-- Data records --
****************************************

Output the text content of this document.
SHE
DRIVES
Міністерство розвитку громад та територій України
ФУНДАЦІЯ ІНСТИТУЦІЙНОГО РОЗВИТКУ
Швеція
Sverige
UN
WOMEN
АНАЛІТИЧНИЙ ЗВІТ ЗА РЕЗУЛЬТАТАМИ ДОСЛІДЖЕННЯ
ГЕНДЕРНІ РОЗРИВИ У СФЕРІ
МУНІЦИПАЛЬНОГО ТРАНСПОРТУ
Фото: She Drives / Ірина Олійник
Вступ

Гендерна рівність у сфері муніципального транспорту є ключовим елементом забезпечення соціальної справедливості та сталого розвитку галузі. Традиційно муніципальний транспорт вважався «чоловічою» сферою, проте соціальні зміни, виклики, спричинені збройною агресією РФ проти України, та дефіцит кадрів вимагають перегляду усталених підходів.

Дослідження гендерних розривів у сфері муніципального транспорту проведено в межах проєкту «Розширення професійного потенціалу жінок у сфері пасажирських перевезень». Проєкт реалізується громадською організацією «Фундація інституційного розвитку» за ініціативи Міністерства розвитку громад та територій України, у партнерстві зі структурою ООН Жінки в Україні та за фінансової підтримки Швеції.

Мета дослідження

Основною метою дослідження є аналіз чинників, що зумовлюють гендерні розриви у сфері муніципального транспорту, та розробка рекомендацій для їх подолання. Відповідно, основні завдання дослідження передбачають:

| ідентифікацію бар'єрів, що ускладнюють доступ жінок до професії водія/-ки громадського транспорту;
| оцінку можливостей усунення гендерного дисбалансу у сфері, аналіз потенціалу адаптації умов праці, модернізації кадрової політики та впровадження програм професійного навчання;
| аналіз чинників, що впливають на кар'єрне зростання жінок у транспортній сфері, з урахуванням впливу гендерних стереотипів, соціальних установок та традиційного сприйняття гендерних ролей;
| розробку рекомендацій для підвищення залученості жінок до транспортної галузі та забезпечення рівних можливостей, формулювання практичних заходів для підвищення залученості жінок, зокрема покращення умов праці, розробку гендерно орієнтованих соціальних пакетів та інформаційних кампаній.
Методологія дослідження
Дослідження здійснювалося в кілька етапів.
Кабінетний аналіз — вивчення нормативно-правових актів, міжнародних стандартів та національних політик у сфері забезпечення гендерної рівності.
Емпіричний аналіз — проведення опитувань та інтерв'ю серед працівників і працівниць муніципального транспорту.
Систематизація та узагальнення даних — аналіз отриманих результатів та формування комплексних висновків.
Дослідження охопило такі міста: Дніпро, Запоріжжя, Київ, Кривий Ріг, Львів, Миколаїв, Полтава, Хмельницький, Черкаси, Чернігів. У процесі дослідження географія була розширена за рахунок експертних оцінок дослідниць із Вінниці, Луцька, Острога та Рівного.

****************************************

-- What the task requires --
Repeat every line of the material exactly as given.

-- Task answer --
Output the text content of this document.
SHE
DRIVES
Міністерство розвитку громад та територій України
ФУНДАЦІЯ ІНСТИТУЦІЙНОГО РОЗВИТКУ
Швеція
Sverige
UN
WOMEN
АНАЛІТИЧНИЙ ЗВІТ ЗА РЕЗУЛЬТАТАМИ ДОСЛІДЖЕННЯ
ГЕНДЕРНІ РОЗРИВИ У СФЕРІ
МУНІЦИПАЛЬНОГО ТРАНСПОРТУ
Фото: She Drives / Ірина Олійник
Вступ

Гендерна рівність у сфері муніципального транспорту є ключовим елементом забезпечення соціальної справедливості та сталого розвитку галузі. Традиційно муніципальний транспорт вважався «чоловічою» сферою, проте соціальні зміни, виклики, спричинені збройною агресією РФ проти України, та дефіцит кадрів вимагають перегляду усталених підходів.

Дослідження гендерних розривів у сфері муніципального транспорту проведено в межах проєкту «Розширення професійного потенціалу жінок у сфері пасажирських перевезень». Проєкт реалізується громадською організацією «Фундація інституційного розвитку» за ініціативи Міністерства розвитку громад та територій України, у партнерстві зі структурою ООН Жінки в Україні та за фінансової підтримки Швеції.

Мета дослідження

Основною метою дослідження є аналіз чинників, що зумовлюють гендерні розриви у сфері муніципального транспорту, та розробка рекомендацій для їх подолання. Відповідно, основні завдання дослідження передбачають:

| ідентифікацію бар'єрів, що ускладнюють доступ жінок до професії водія/-ки громадського транспорту;
| оцінку можливостей усунення гендерного дисбалансу у сфері, аналіз потенціалу адаптації умов праці, модернізації кадрової політики та впровадження програм професійного навчання;
| аналіз чинників, що впливають на кар'єрне зростання жінок у транспортній сфері, з урахуванням впливу гендерних стереотипів, соціальних установок та традиційного сприйняття гендерних ролей;
| розробку рекомендацій для підвищення залученості жінок до транспортної галузі та забезпечення рівних можливостей, формулювання практичних заходів для підвищення залученості жінок, зокрема покращення умов праці, розробку гендерно орієнтованих соціальних пакетів та інформаційних кампаній.
Методологія дослідження
Дослідження здійснювалося в кілька етапів.
Кабінетний аналіз — вивчення нормативно-правових актів, міжнародних стандартів та національних політик у сфері забезпечення гендерної рівності.
Емпіричний аналіз — проведення опитувань та інтерв'ю серед працівників і працівниць муніципального транспорту.
Систематизація та узагальнення даних — аналіз отриманих результатів та формування комплексних висновків.
Дослідження охопило такі міста: Дніпро, Запоріжжя, Київ, Кривий Ріг, Львів, Миколаїв, Полтава, Хмельницький, Черкаси, Чернігів. У процесі дослідження географія була розширена за рахунок експертних оцінок дослідниць із Вінниці, Луцька, Острога та Рівного.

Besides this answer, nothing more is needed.